[Structured figure records]
* Start *

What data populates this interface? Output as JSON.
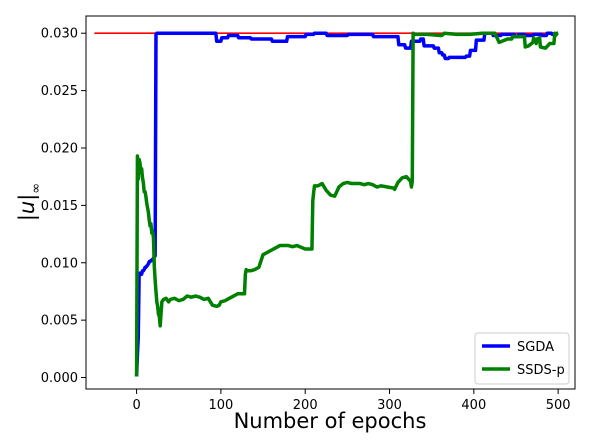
{
  "chart_data": {
    "type": "line",
    "title": "",
    "xlabel": "Number of epochs",
    "ylabel_base": "|u|",
    "ylabel_sub": "∞",
    "xlim": [
      -60,
      520
    ],
    "ylim": [
      -0.001,
      0.0315
    ],
    "xticks": [
      0,
      100,
      200,
      300,
      400,
      500
    ],
    "xtick_labels": [
      "0",
      "100",
      "200",
      "300",
      "400",
      "500"
    ],
    "yticks": [
      0.0,
      0.005,
      0.01,
      0.015,
      0.02,
      0.025,
      0.03
    ],
    "ytick_labels": [
      "0.000",
      "0.005",
      "0.010",
      "0.015",
      "0.020",
      "0.025",
      "0.030"
    ],
    "grid": false,
    "legend_position": "lower-right",
    "reference_line": {
      "color": "#ff0000",
      "x": [
        -50,
        500
      ],
      "y": [
        0.03,
        0.03
      ]
    },
    "series": [
      {
        "name": "SGDA",
        "color": "#0000ff",
        "x": [
          0,
          1,
          2,
          3,
          4,
          5,
          6,
          7,
          8,
          9,
          10,
          11,
          12,
          13,
          14,
          15,
          16,
          17,
          18,
          19,
          20,
          21,
          22,
          23,
          24,
          94,
          95,
          100,
          101,
          108,
          109,
          120,
          121,
          135,
          136,
          160,
          161,
          178,
          179,
          200,
          201,
          210,
          211,
          225,
          226,
          250,
          251,
          280,
          281,
          310,
          311,
          318,
          319,
          325,
          326,
          336,
          337,
          340,
          341,
          352,
          353,
          358,
          359,
          362,
          363,
          365,
          366,
          370,
          371,
          390,
          391,
          395,
          396,
          402,
          403,
          412,
          413,
          422,
          423,
          432,
          433,
          448,
          449,
          452,
          453,
          460,
          461,
          470,
          471,
          480,
          481,
          486,
          487,
          492,
          493,
          500
        ],
        "y": [
          0.0001,
          0.002,
          0.0035,
          0.009,
          0.0091,
          0.0091,
          0.009,
          0.0093,
          0.0093,
          0.0094,
          0.0096,
          0.0096,
          0.0097,
          0.0098,
          0.0099,
          0.0101,
          0.0101,
          0.0102,
          0.0102,
          0.0103,
          0.0104,
          0.0105,
          0.0106,
          0.0299,
          0.03,
          0.03,
          0.0293,
          0.0293,
          0.0296,
          0.0296,
          0.0298,
          0.0298,
          0.0296,
          0.0296,
          0.0295,
          0.0295,
          0.0293,
          0.0293,
          0.0297,
          0.0297,
          0.0299,
          0.0299,
          0.03,
          0.03,
          0.0298,
          0.0298,
          0.0299,
          0.0299,
          0.0297,
          0.0297,
          0.029,
          0.029,
          0.0287,
          0.0287,
          0.0293,
          0.0293,
          0.0295,
          0.0295,
          0.0289,
          0.0289,
          0.0287,
          0.0287,
          0.0283,
          0.0283,
          0.0281,
          0.0281,
          0.0278,
          0.0278,
          0.0279,
          0.0279,
          0.028,
          0.028,
          0.0285,
          0.0285,
          0.0294,
          0.0294,
          0.03,
          0.03,
          0.0298,
          0.0298,
          0.0299,
          0.0299,
          0.0297,
          0.0297,
          0.0299,
          0.0299,
          0.0298,
          0.0298,
          0.0299,
          0.0299,
          0.0298,
          0.0298,
          0.03,
          0.03,
          0.0299,
          0.03
        ]
      },
      {
        "name": "SSDS-p",
        "color": "#008000",
        "x": [
          0,
          1,
          2,
          3,
          4,
          5,
          6,
          7,
          8,
          9,
          10,
          11,
          12,
          13,
          14,
          15,
          16,
          17,
          18,
          19,
          20,
          21,
          22,
          23,
          24,
          25,
          26,
          27,
          28,
          30,
          32,
          35,
          38,
          40,
          45,
          50,
          55,
          60,
          65,
          70,
          75,
          80,
          85,
          90,
          95,
          98,
          100,
          105,
          110,
          115,
          120,
          128,
          129,
          130,
          131,
          135,
          140,
          145,
          150,
          155,
          160,
          165,
          170,
          175,
          180,
          185,
          190,
          200,
          208,
          209,
          210,
          211,
          215,
          220,
          225,
          230,
          235,
          240,
          245,
          250,
          255,
          260,
          265,
          270,
          275,
          280,
          285,
          290,
          305,
          306,
          308,
          310,
          315,
          320,
          325,
          326,
          327,
          328,
          330,
          345,
          360,
          362,
          365,
          380,
          395,
          410,
          420,
          425,
          430,
          440,
          445,
          446,
          450,
          460,
          461,
          465,
          470,
          471,
          474,
          475,
          478,
          479,
          485,
          490,
          491,
          495,
          496,
          497,
          498,
          499,
          500
        ],
        "y": [
          0.0001,
          0.0193,
          0.0173,
          0.019,
          0.0187,
          0.0179,
          0.0182,
          0.0174,
          0.017,
          0.0162,
          0.0162,
          0.0158,
          0.0152,
          0.0148,
          0.0144,
          0.0137,
          0.0132,
          0.0134,
          0.0126,
          0.0127,
          0.0122,
          0.0097,
          0.0085,
          0.0075,
          0.0066,
          0.0062,
          0.0055,
          0.0053,
          0.0045,
          0.0066,
          0.0068,
          0.0069,
          0.0066,
          0.0068,
          0.0069,
          0.0067,
          0.0068,
          0.0071,
          0.007,
          0.0071,
          0.007,
          0.0068,
          0.0069,
          0.0063,
          0.0062,
          0.0063,
          0.0066,
          0.0067,
          0.0069,
          0.0071,
          0.0073,
          0.0073,
          0.009,
          0.0094,
          0.0093,
          0.0093,
          0.0094,
          0.0096,
          0.0107,
          0.0109,
          0.0111,
          0.0113,
          0.0115,
          0.0115,
          0.0115,
          0.0114,
          0.0115,
          0.0112,
          0.0112,
          0.0154,
          0.0161,
          0.0167,
          0.0167,
          0.0169,
          0.0163,
          0.0159,
          0.0158,
          0.0166,
          0.0169,
          0.017,
          0.0169,
          0.0169,
          0.0169,
          0.0168,
          0.0169,
          0.0168,
          0.0166,
          0.0167,
          0.0165,
          0.0164,
          0.0167,
          0.017,
          0.0174,
          0.0175,
          0.0171,
          0.0166,
          0.0171,
          0.03,
          0.0299,
          0.0299,
          0.0298,
          0.0298,
          0.03,
          0.0299,
          0.0299,
          0.03,
          0.03,
          0.03,
          0.0292,
          0.0295,
          0.0295,
          0.0297,
          0.0297,
          0.0297,
          0.0288,
          0.0289,
          0.0292,
          0.0296,
          0.0291,
          0.0295,
          0.0296,
          0.0288,
          0.0287,
          0.0291,
          0.0291,
          0.0291,
          0.03,
          0.0298,
          0.0299,
          0.03,
          0.03
        ]
      }
    ]
  }
}
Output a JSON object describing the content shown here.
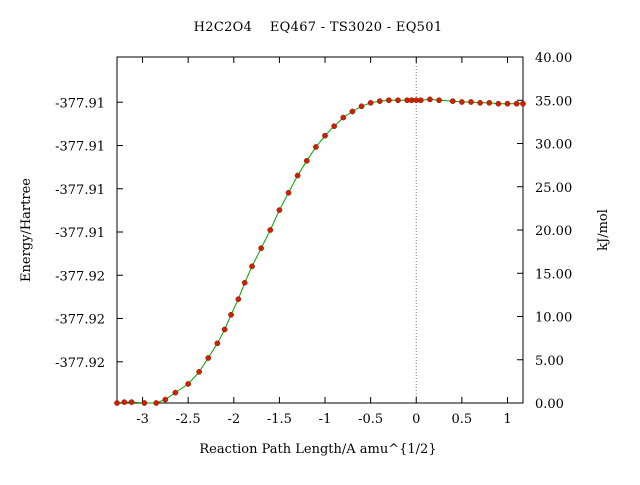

* End *

# [STATED TASK]
Return every line holding the word "color" from the records.

# [TASK SOLUTION]
      "color": "#ff0000",
        "color": "#0000ff",
        "color": "#008000",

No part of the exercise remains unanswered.